>> Begin Records provided

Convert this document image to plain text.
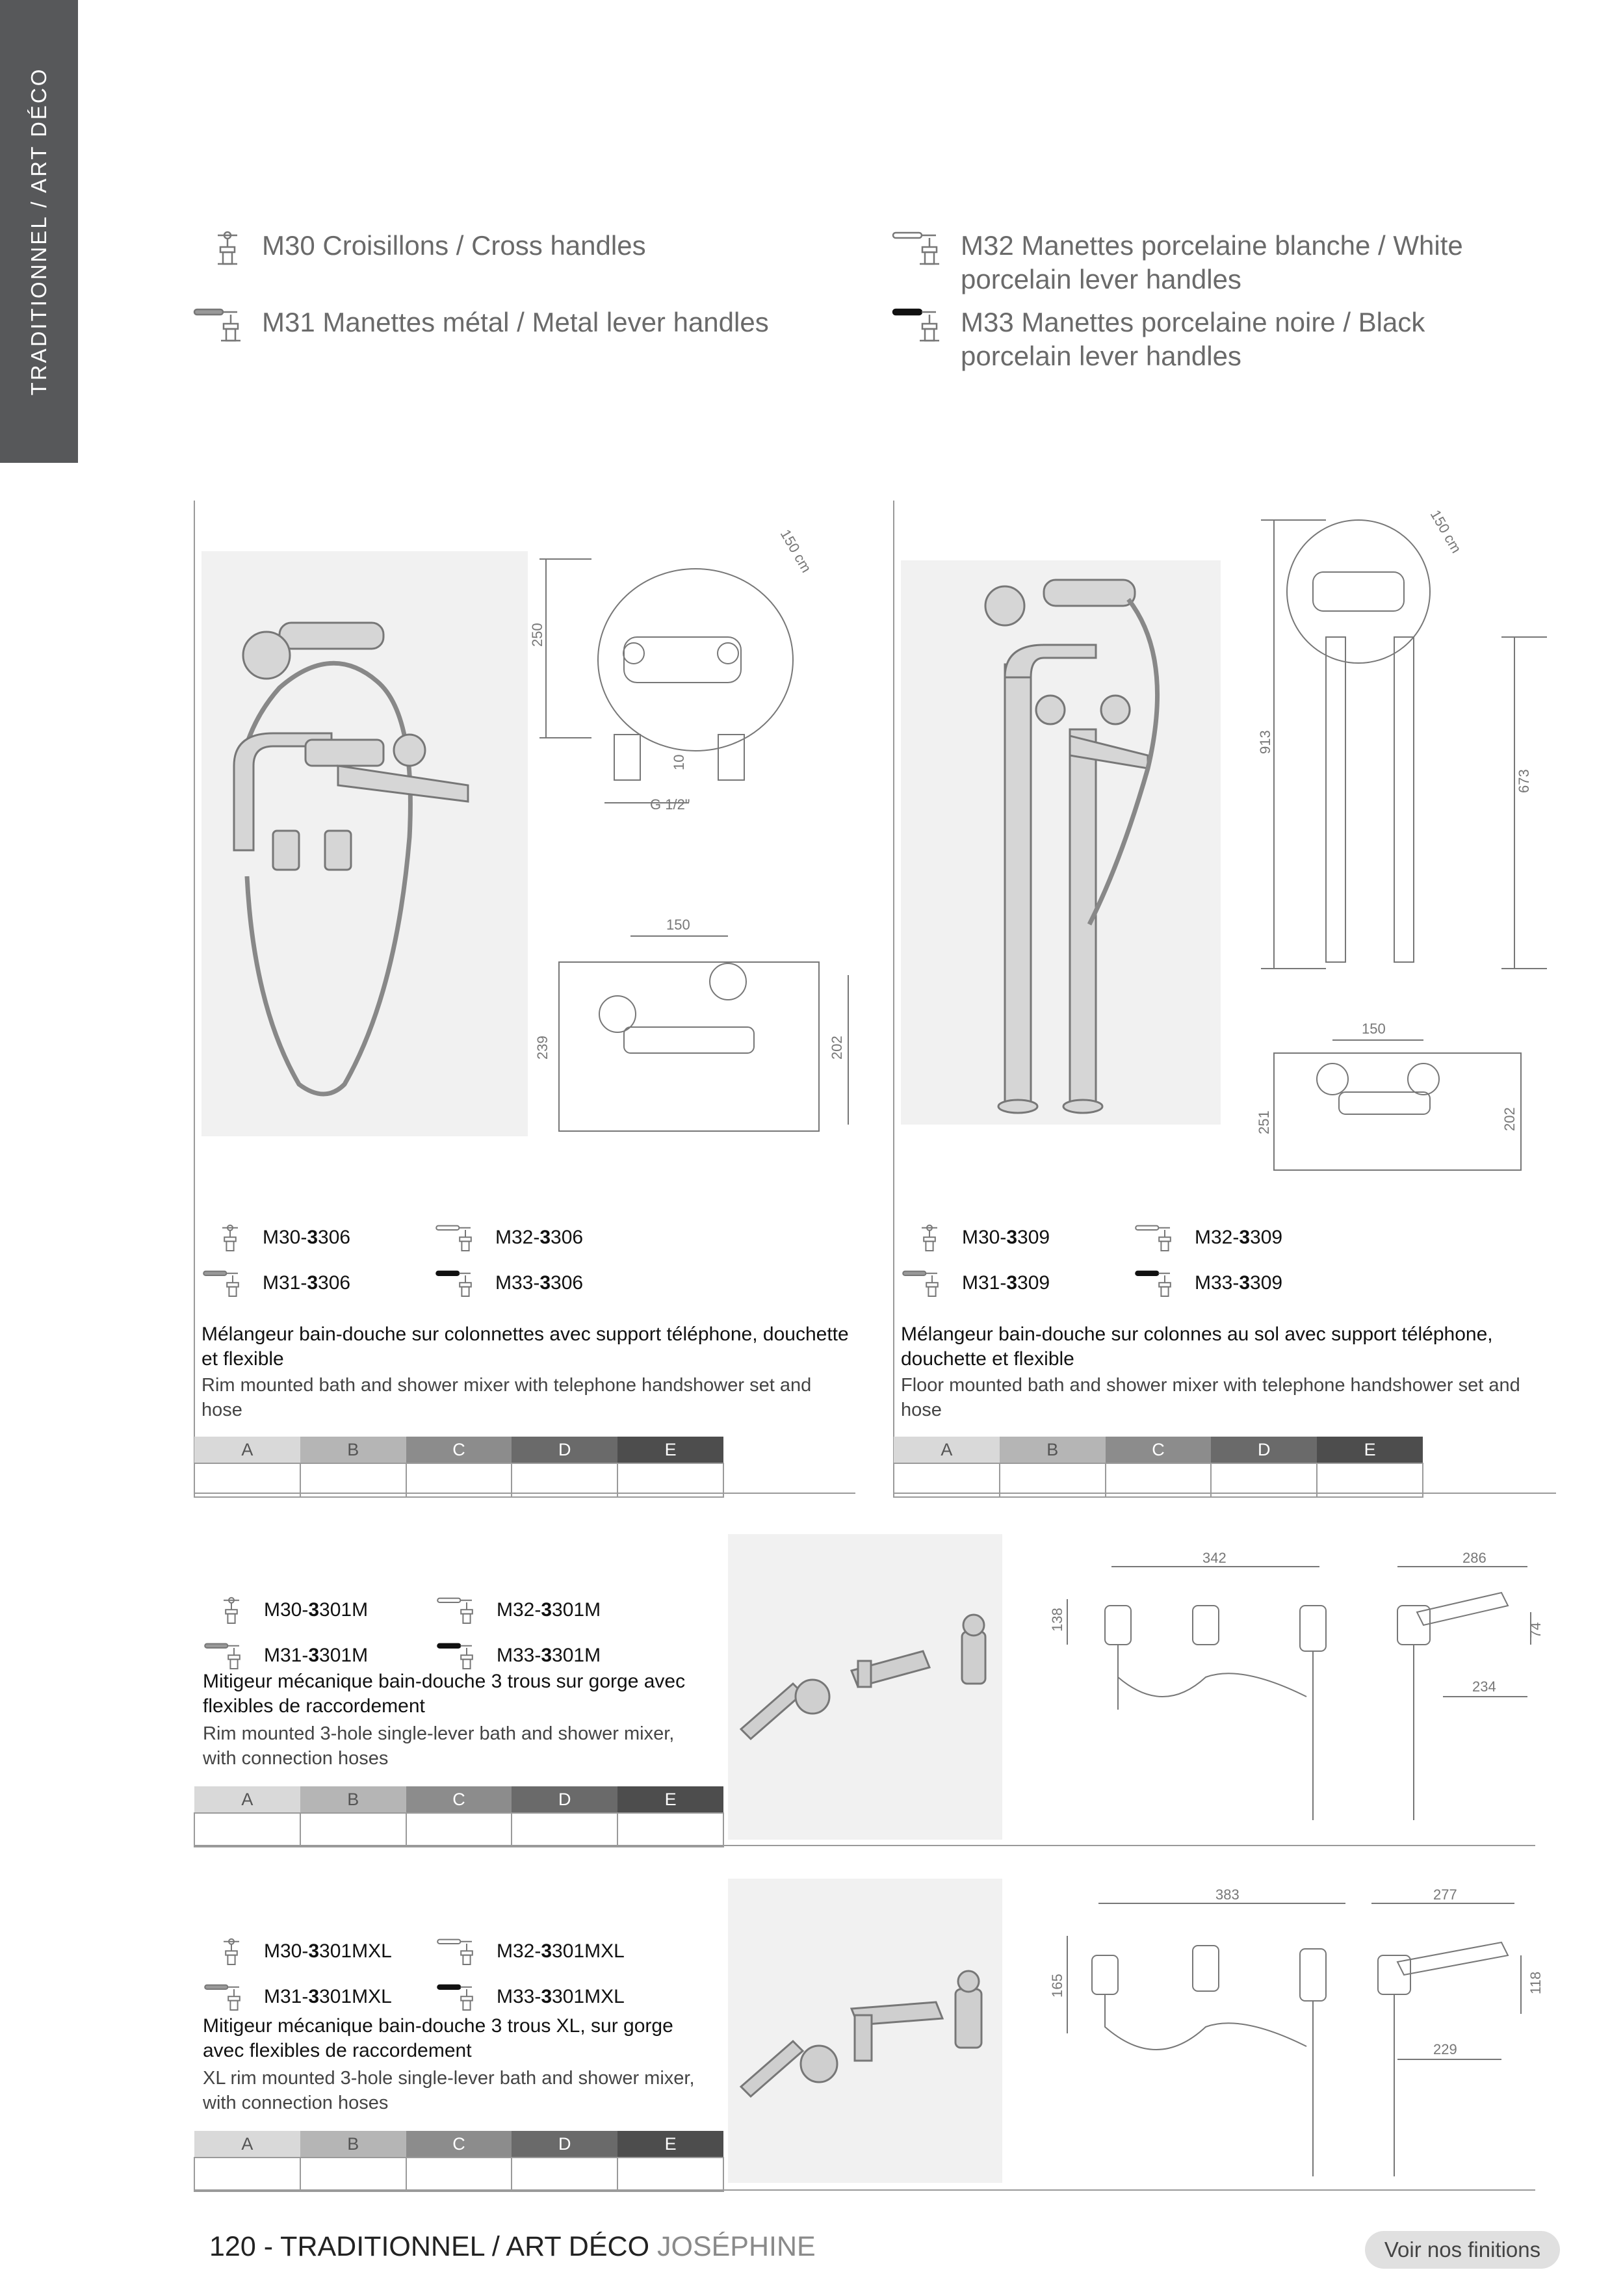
TRADITIONNEL / ART DÉCO	M30 Croisillons / Cross handles
M31 Manettes métal / Metal lever handles
M32 Manettes porcelaine blanche / White porcelain lever handles
M33 Manettes porcelaine noire / Black porcelain lever handles
250
150 cm
10
G 1/2"
150
239	202
M30- 3 306	M32- 3 306
M31- 3 306	M33- 3 306
Mélangeur bain-douche sur colonnettes avec support téléphone, douchette et flexible
Rim mounted bath and shower mixer with telephone handshower set and hose
A	B	C	D	E

913
673
150 cm
150
251	202
M30- 3 309	M32- 3 309
M31- 3 309	M33- 3 309
Mélangeur bain-douche sur colonnes au sol avec support téléphone, douchette et flexible
Floor mounted bath and shower mixer with telephone handshower set and hose
A	B	C	D	E

M30- 3 301M	M32- 3 301M
M31- 3 301M	M33- 3 301M
Mitigeur mécanique bain-douche 3 trous sur gorge avec flexibles de raccordement
Rim mounted 3-hole single-lever bath and shower mixer, with connection hoses
A	B	C	D	E

342	286
138	74
234
M30- 3 301MXL	M32- 3 301MXL
M31- 3 301MXL	M33- 3 301MXL
Mitigeur mécanique bain-douche 3 trous XL, sur gorge avec flexibles de raccordement
XL rim mounted 3-hole single-lever bath and shower mixer, with connection hoses
A	B	C	D	E

383	277
165	118
229
120 - TRADITIONNEL / ART DÉCO JOSÉPHINE	Voir nos finitions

>> End Records provided

## Set problem
Only lines holding the string "hole" are wanted; gather each one from the entries above.

## Task output
Rim mounted 3-hole single-lever bath and shower mixer, with connection hoses
XL rim mounted 3-hole single-lever bath and shower mixer, with connection hoses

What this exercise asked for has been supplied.